Below are the records; copy each line in them that holds the word "noise".

Provided records:
■ ■ ■ ■ ■ ■ ■

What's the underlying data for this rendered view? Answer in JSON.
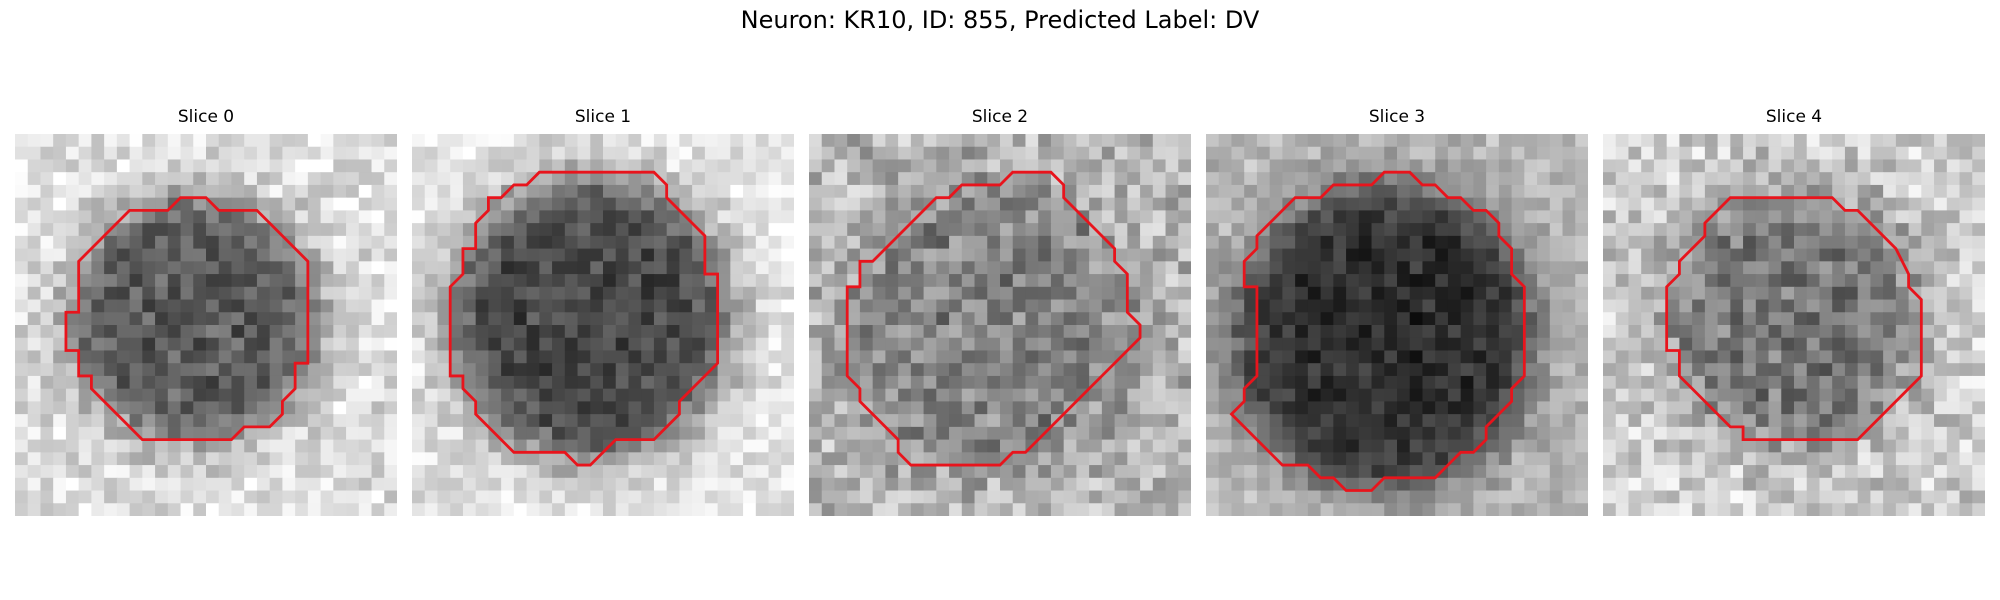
{
  "figure": {
    "title": "Neuron: KR10, ID: 855, Predicted Label: DV"
  },
  "panels": [
    {
      "title": "Slice 0",
      "contour": [
        [
          15,
          5
        ],
        [
          13,
          5
        ],
        [
          12,
          6
        ],
        [
          9,
          6
        ],
        [
          5,
          10
        ],
        [
          5,
          14
        ],
        [
          4,
          14
        ],
        [
          4,
          17
        ],
        [
          5,
          17
        ],
        [
          5,
          19
        ],
        [
          6,
          19
        ],
        [
          6,
          20
        ],
        [
          8,
          22
        ],
        [
          9,
          23
        ],
        [
          10,
          24
        ],
        [
          17,
          24
        ],
        [
          18,
          23
        ],
        [
          20,
          23
        ],
        [
          21,
          22
        ],
        [
          21,
          21
        ],
        [
          22,
          20
        ],
        [
          22,
          18
        ],
        [
          23,
          18
        ],
        [
          23,
          10
        ],
        [
          19,
          6
        ],
        [
          16,
          6
        ]
      ],
      "bg": 0.88,
      "fg": 0.35,
      "cx": 14,
      "cy": 14.5,
      "r": 9.8,
      "spread": 0.08,
      "noise": 0.26
    },
    {
      "title": "Slice 1",
      "contour": [
        [
          17,
          3
        ],
        [
          10,
          3
        ],
        [
          9,
          4
        ],
        [
          8,
          4
        ],
        [
          7,
          5
        ],
        [
          6,
          5
        ],
        [
          6,
          6
        ],
        [
          5,
          7
        ],
        [
          5,
          9
        ],
        [
          4,
          9
        ],
        [
          4,
          11
        ],
        [
          3,
          12
        ],
        [
          3,
          19
        ],
        [
          4,
          19
        ],
        [
          4,
          20
        ],
        [
          5,
          21
        ],
        [
          5,
          22
        ],
        [
          6,
          23
        ],
        [
          7,
          24
        ],
        [
          8,
          25
        ],
        [
          12,
          25
        ],
        [
          13,
          26
        ],
        [
          14,
          26
        ],
        [
          15,
          25
        ],
        [
          16,
          24
        ],
        [
          19,
          24
        ],
        [
          20,
          23
        ],
        [
          21,
          22
        ],
        [
          21,
          21
        ],
        [
          22,
          20
        ],
        [
          23,
          19
        ],
        [
          24,
          18
        ],
        [
          24,
          11
        ],
        [
          23,
          11
        ],
        [
          23,
          8
        ],
        [
          22,
          7
        ],
        [
          21,
          6
        ],
        [
          20,
          5
        ],
        [
          20,
          4
        ],
        [
          19,
          3
        ],
        [
          18,
          3
        ]
      ],
      "bg": 0.9,
      "fg": 0.28,
      "cx": 14,
      "cy": 14.5,
      "r": 11.2,
      "spread": 0.07,
      "noise": 0.22
    },
    {
      "title": "Slice 2",
      "contour": [
        [
          17,
          3
        ],
        [
          16,
          3
        ],
        [
          15,
          4
        ],
        [
          12,
          4
        ],
        [
          11,
          5
        ],
        [
          10,
          5
        ],
        [
          9,
          6
        ],
        [
          8,
          7
        ],
        [
          7,
          8
        ],
        [
          6,
          9
        ],
        [
          5,
          10
        ],
        [
          4,
          10
        ],
        [
          4,
          12
        ],
        [
          3,
          12
        ],
        [
          3,
          19
        ],
        [
          4,
          20
        ],
        [
          4,
          21
        ],
        [
          5,
          22
        ],
        [
          6,
          23
        ],
        [
          7,
          24
        ],
        [
          7,
          25
        ],
        [
          8,
          26
        ],
        [
          15,
          26
        ],
        [
          16,
          25
        ],
        [
          17,
          25
        ],
        [
          18,
          24
        ],
        [
          19,
          23
        ],
        [
          20,
          22
        ],
        [
          21,
          21
        ],
        [
          22,
          20
        ],
        [
          23,
          19
        ],
        [
          24,
          18
        ],
        [
          25,
          17
        ],
        [
          26,
          16
        ],
        [
          26,
          15
        ],
        [
          25,
          14
        ],
        [
          25,
          11
        ],
        [
          24,
          10
        ],
        [
          24,
          9
        ],
        [
          23,
          8
        ],
        [
          22,
          7
        ],
        [
          21,
          6
        ],
        [
          20,
          5
        ],
        [
          20,
          4
        ],
        [
          19,
          3
        ]
      ],
      "bg": 0.72,
      "fg": 0.52,
      "cx": 14.5,
      "cy": 15,
      "r": 11.5,
      "spread": 0.1,
      "noise": 0.32
    },
    {
      "title": "Slice 3",
      "contour": [
        [
          16,
          3
        ],
        [
          14,
          3
        ],
        [
          13,
          4
        ],
        [
          10,
          4
        ],
        [
          9,
          5
        ],
        [
          7,
          5
        ],
        [
          6,
          6
        ],
        [
          5,
          7
        ],
        [
          4,
          8
        ],
        [
          4,
          9
        ],
        [
          3,
          10
        ],
        [
          3,
          12
        ],
        [
          4,
          12
        ],
        [
          4,
          19
        ],
        [
          3,
          20
        ],
        [
          3,
          21
        ],
        [
          2,
          22
        ],
        [
          3,
          23
        ],
        [
          4,
          24
        ],
        [
          5,
          25
        ],
        [
          6,
          26
        ],
        [
          8,
          26
        ],
        [
          9,
          27
        ],
        [
          10,
          27
        ],
        [
          11,
          28
        ],
        [
          12,
          28
        ],
        [
          13,
          28
        ],
        [
          14,
          27
        ],
        [
          15,
          27
        ],
        [
          16,
          27
        ],
        [
          18,
          27
        ],
        [
          19,
          26
        ],
        [
          20,
          25
        ],
        [
          21,
          25
        ],
        [
          22,
          24
        ],
        [
          22,
          23
        ],
        [
          23,
          22
        ],
        [
          24,
          21
        ],
        [
          24,
          20
        ],
        [
          25,
          19
        ],
        [
          25,
          12
        ],
        [
          24,
          11
        ],
        [
          24,
          9
        ],
        [
          23,
          8
        ],
        [
          23,
          7
        ],
        [
          22,
          6
        ],
        [
          21,
          6
        ],
        [
          20,
          5
        ],
        [
          19,
          5
        ],
        [
          18,
          4
        ],
        [
          17,
          4
        ],
        [
          16,
          3
        ]
      ],
      "bg": 0.72,
      "fg": 0.18,
      "cx": 14,
      "cy": 16,
      "r": 12.0,
      "spread": 0.07,
      "noise": 0.2
    },
    {
      "title": "Slice 4",
      "contour": [
        [
          16,
          5
        ],
        [
          10,
          5
        ],
        [
          9,
          6
        ],
        [
          8,
          7
        ],
        [
          8,
          8
        ],
        [
          7,
          9
        ],
        [
          6,
          10
        ],
        [
          6,
          11
        ],
        [
          5,
          12
        ],
        [
          5,
          17
        ],
        [
          6,
          17
        ],
        [
          6,
          19
        ],
        [
          7,
          20
        ],
        [
          8,
          21
        ],
        [
          9,
          22
        ],
        [
          10,
          23
        ],
        [
          11,
          23
        ],
        [
          11,
          24
        ],
        [
          16,
          24
        ],
        [
          17,
          24
        ],
        [
          18,
          24
        ],
        [
          20,
          24
        ],
        [
          21,
          23
        ],
        [
          22,
          22
        ],
        [
          23,
          21
        ],
        [
          24,
          20
        ],
        [
          25,
          19
        ],
        [
          25,
          15
        ],
        [
          25,
          13
        ],
        [
          24,
          12
        ],
        [
          24,
          11
        ],
        [
          23,
          9
        ],
        [
          22,
          8
        ],
        [
          21,
          7
        ],
        [
          20,
          6
        ],
        [
          19,
          6
        ],
        [
          18,
          5
        ]
      ],
      "bg": 0.8,
      "fg": 0.46,
      "cx": 15,
      "cy": 14.5,
      "r": 10.2,
      "spread": 0.09,
      "noise": 0.3
    }
  ]
}
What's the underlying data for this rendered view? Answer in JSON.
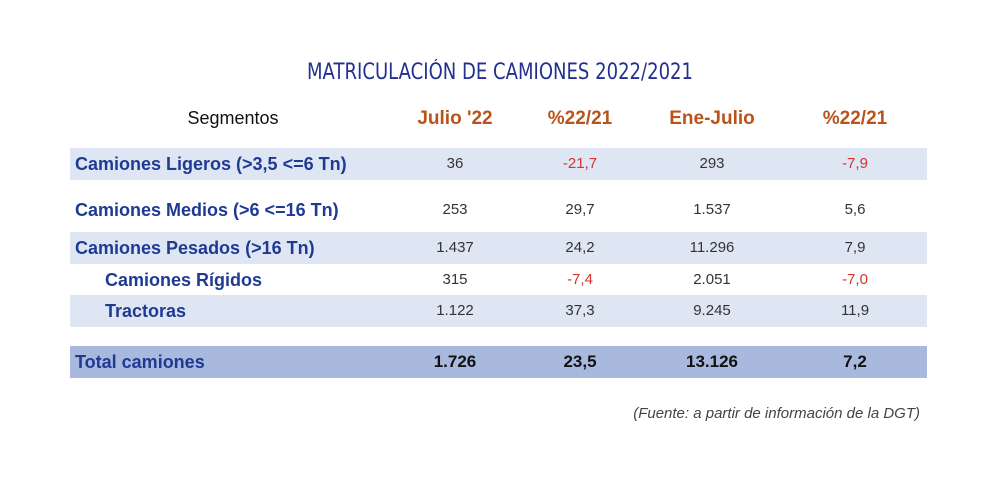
{
  "title": "MATRICULACIÓN DE CAMIONES 2022/2021",
  "table": {
    "header": [
      "Segmentos",
      "Julio '22",
      "%22/21",
      "Ene-Julio",
      "%22/21"
    ],
    "rows": [
      {
        "label": "Camiones Ligeros (>3,5 <=6 Tn)",
        "values": [
          "36",
          "-21,7",
          "293",
          "-7,9"
        ]
      },
      {
        "label": "Camiones Medios (>6 <=16 Tn)",
        "values": [
          "253",
          "29,7",
          "1.537",
          "5,6"
        ]
      },
      {
        "label": "Camiones Pesados (>16 Tn)",
        "values": [
          "1.437",
          "24,2",
          "11.296",
          "7,9"
        ]
      },
      {
        "label": "Camiones Rígidos",
        "values": [
          "315",
          "-7,4",
          "2.051",
          "-7,0"
        ]
      },
      {
        "label": "Tractoras",
        "values": [
          "1.122",
          "37,3",
          "9.245",
          "11,9"
        ]
      }
    ],
    "total": {
      "label": "Total camiones",
      "values": [
        "1.726",
        "23,5",
        "13.126",
        "7,2"
      ]
    }
  },
  "source": "(Fuente: a partir de información de la DGT)"
}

■ ■ ■ ■ ■ ■ ■

Solution to this problem:
      "noise": 0.26
      "noise": 0.22
      "noise": 0.32
      "noise": 0.2
      "noise": 0.3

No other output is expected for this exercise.